Transcribe the listing exactly, leaving out every picture.

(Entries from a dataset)

---

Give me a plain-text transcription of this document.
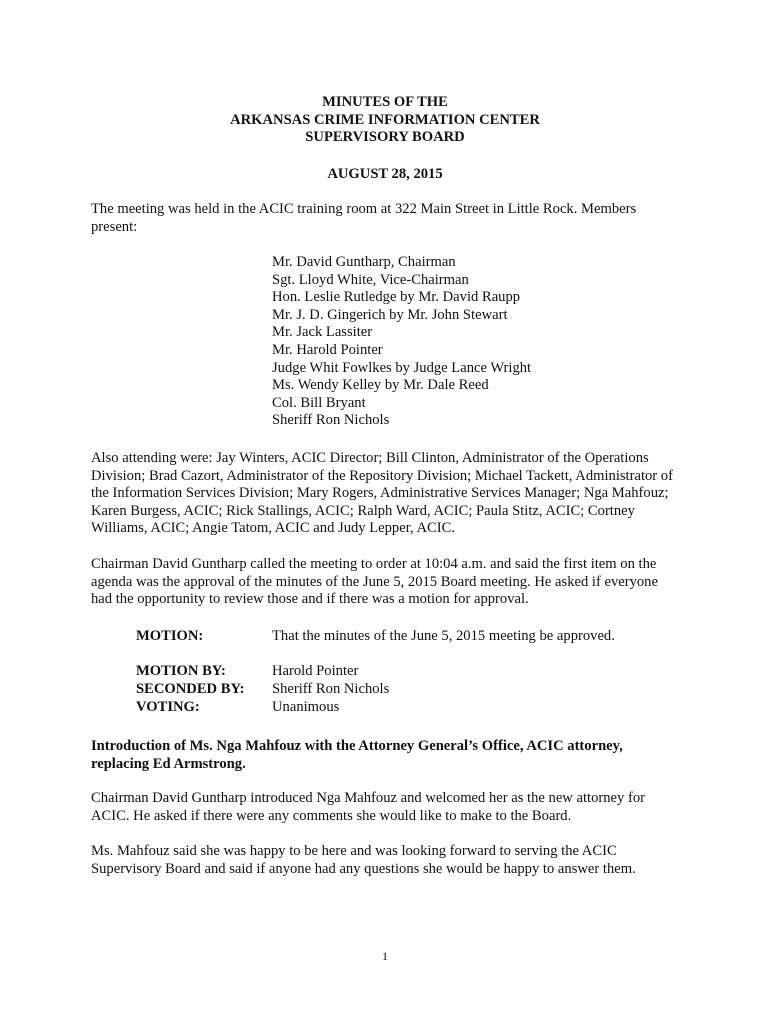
MINUTES OF THE
ARKANSAS CRIME INFORMATION CENTER
SUPERVISORY BOARD
AUGUST 28, 2015

The meeting was held in the ACIC training room at 322 Main Street in Little Rock. Members present:

Mr. David Guntharp, Chairman
Sgt. Lloyd White, Vice-Chairman
Hon. Leslie Rutledge by Mr. David Raupp
Mr. J. D. Gingerich by Mr. John Stewart
Mr. Jack Lassiter
Mr. Harold Pointer
Judge Whit Fowlkes by Judge Lance Wright
Ms. Wendy Kelley by Mr. Dale Reed
Col. Bill Bryant
Sheriff Ron Nichols

Also attending were: Jay Winters, ACIC Director; Bill Clinton, Administrator of the Operations Division; Brad Cazort, Administrator of the Repository Division; Michael Tackett, Administrator of the Information Services Division; Mary Rogers, Administrative Services Manager; Nga Mahfouz; Karen Burgess, ACIC; Rick Stallings, ACIC; Ralph Ward, ACIC; Paula Stitz, ACIC; Cortney Williams, ACIC; Angie Tatom, ACIC and Judy Lepper, ACIC.

Chairman David Guntharp called the meeting to order at 10:04 a.m. and said the first item on the agenda was the approval of the minutes of the June 5, 2015 Board meeting. He asked if everyone had the opportunity to review those and if there was a motion for approval.

MOTION:	That the minutes of the June 5, 2015 meeting be approved.
MOTION BY:	Harold Pointer
SECONDED BY: Sheriff Ron Nichols
VOTING:	Unanimous

Introduction of Ms. Nga Mahfouz with the Attorney General’s Office, ACIC attorney, replacing Ed Armstrong.

Chairman David Guntharp introduced Nga Mahfouz and welcomed her as the new attorney for ACIC. He asked if there were any comments she would like to make to the Board.

Ms. Mahfouz said she was happy to be here and was looking forward to serving the ACIC Supervisory Board and said if anyone had any questions she would be happy to answer them.

1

---

> [Exercise answer]:
Give me a plain-text transcription of this document.
MINUTES OF THE
ARKANSAS CRIME INFORMATION CENTER
SUPERVISORY BOARD
AUGUST 28, 2015

The meeting was held in the ACIC training room at 322 Main Street in Little Rock. Members present:

Mr. David Guntharp, Chairman
Sgt. Lloyd White, Vice-Chairman
Hon. Leslie Rutledge by Mr. David Raupp
Mr. J. D. Gingerich by Mr. John Stewart
Mr. Jack Lassiter
Mr. Harold Pointer
Judge Whit Fowlkes by Judge Lance Wright
Ms. Wendy Kelley by Mr. Dale Reed
Col. Bill Bryant
Sheriff Ron Nichols

Also attending were: Jay Winters, ACIC Director; Bill Clinton, Administrator of the Operations Division; Brad Cazort, Administrator of the Repository Division; Michael Tackett, Administrator of the Information Services Division; Mary Rogers, Administrative Services Manager; Nga Mahfouz; Karen Burgess, ACIC; Rick Stallings, ACIC; Ralph Ward, ACIC; Paula Stitz, ACIC; Cortney Williams, ACIC; Angie Tatom, ACIC and Judy Lepper, ACIC.

Chairman David Guntharp called the meeting to order at 10:04 a.m. and said the first item on the agenda was the approval of the minutes of the June 5, 2015 Board meeting. He asked if everyone had the opportunity to review those and if there was a motion for approval.

MOTION:	That the minutes of the June 5, 2015 meeting be approved.
MOTION BY:	Harold Pointer
SECONDED BY: Sheriff Ron Nichols
VOTING:	Unanimous

Introduction of Ms. Nga Mahfouz with the Attorney General’s Office, ACIC attorney, replacing Ed Armstrong.

Chairman David Guntharp introduced Nga Mahfouz and welcomed her as the new attorney for ACIC. He asked if there were any comments she would like to make to the Board.

Ms. Mahfouz said she was happy to be here and was looking forward to serving the ACIC Supervisory Board and said if anyone had any questions she would be happy to answer them.

1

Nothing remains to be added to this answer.